OBJECTIVE:
The records below are to be copied word for word, with every picture left out.

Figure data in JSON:

———

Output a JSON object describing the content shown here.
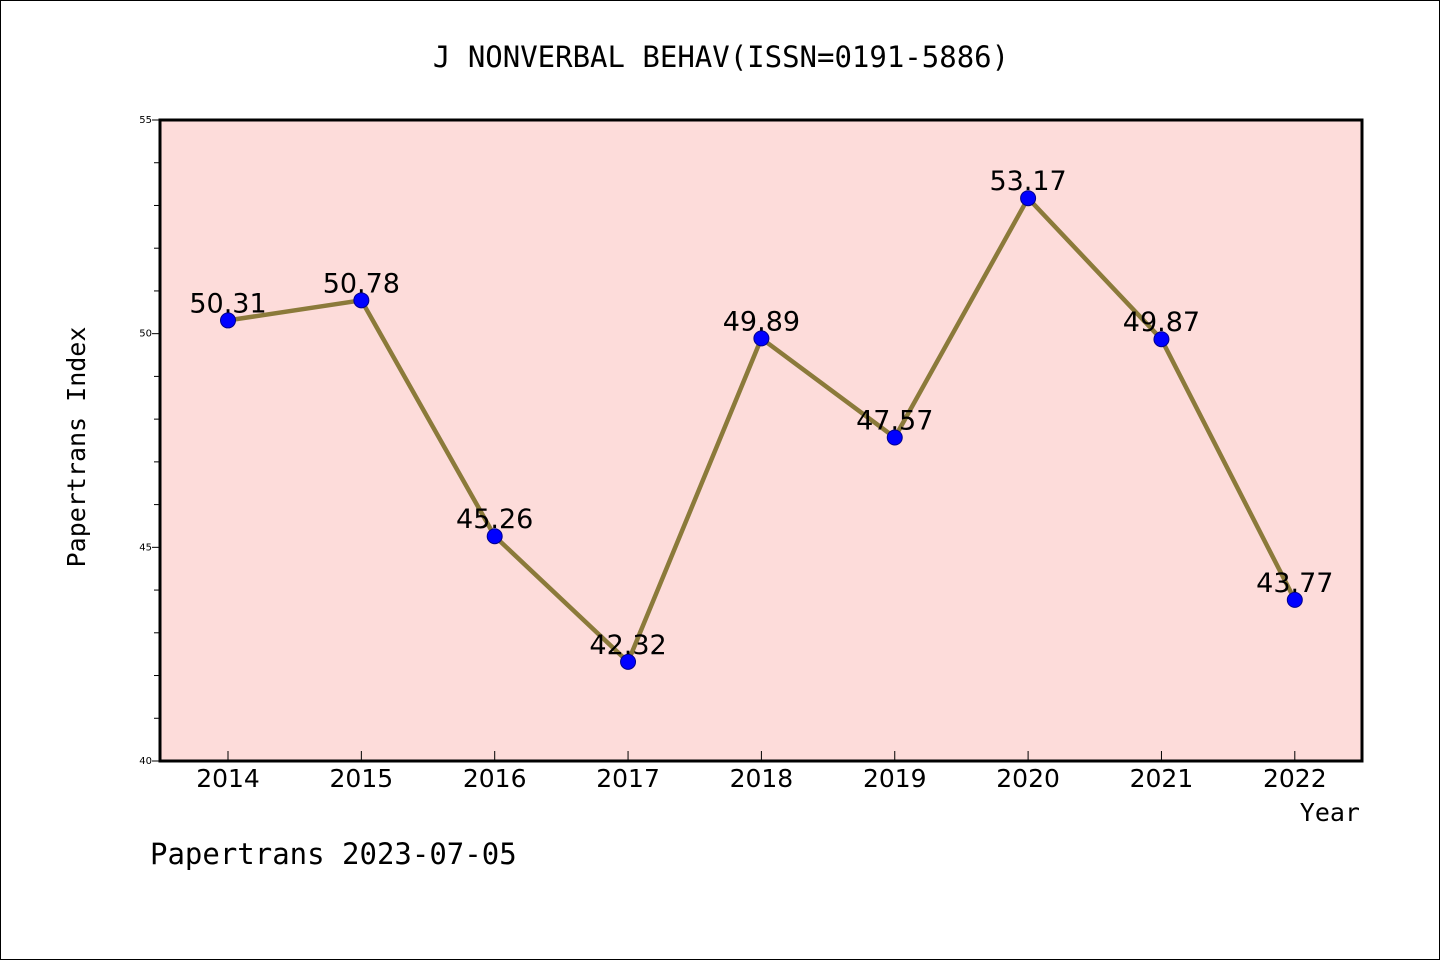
{
  "chart_data": {
    "type": "line",
    "title": "J NONVERBAL BEHAV(ISSN=0191-5886)",
    "xlabel": "Year",
    "ylabel": "Papertrans Index",
    "categories": [
      "2014",
      "2015",
      "2016",
      "2017",
      "2018",
      "2019",
      "2020",
      "2021",
      "2022"
    ],
    "series": [
      {
        "values": [
          50.31,
          50.78,
          45.26,
          42.32,
          49.89,
          47.57,
          53.17,
          49.87,
          43.77
        ],
        "labels": [
          "50.31",
          "50.78",
          "45.26",
          "42.32",
          "49.89",
          "47.57",
          "53.17",
          "49.87",
          "43.77"
        ]
      }
    ],
    "ylim": [
      40,
      55
    ],
    "yticks": [
      "40",
      "45",
      "50",
      "55"
    ],
    "grid": false,
    "colors": {
      "plot_background": "#fddcda",
      "line": "#8b7a3a",
      "marker": "#0000ff"
    }
  },
  "footer": "Papertrans 2023-07-05"
}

———

WRITTEN ANSWER:
Output a JSON object describing the content shown here.
{
  "chart_data": {
    "type": "line",
    "title": "J NONVERBAL BEHAV(ISSN=0191-5886)",
    "xlabel": "Year",
    "ylabel": "Papertrans Index",
    "categories": [
      "2014",
      "2015",
      "2016",
      "2017",
      "2018",
      "2019",
      "2020",
      "2021",
      "2022"
    ],
    "series": [
      {
        "values": [
          50.31,
          50.78,
          45.26,
          42.32,
          49.89,
          47.57,
          53.17,
          49.87,
          43.77
        ],
        "labels": [
          "50.31",
          "50.78",
          "45.26",
          "42.32",
          "49.89",
          "47.57",
          "53.17",
          "49.87",
          "43.77"
        ]
      }
    ],
    "ylim": [
      40,
      55
    ],
    "yticks": [
      "40",
      "45",
      "50",
      "55"
    ],
    "grid": false,
    "colors": {
      "plot_background": "#fddcda",
      "line": "#8b7a3a",
      "marker": "#0000ff"
    }
  },
  "footer": "Papertrans 2023-07-05"
}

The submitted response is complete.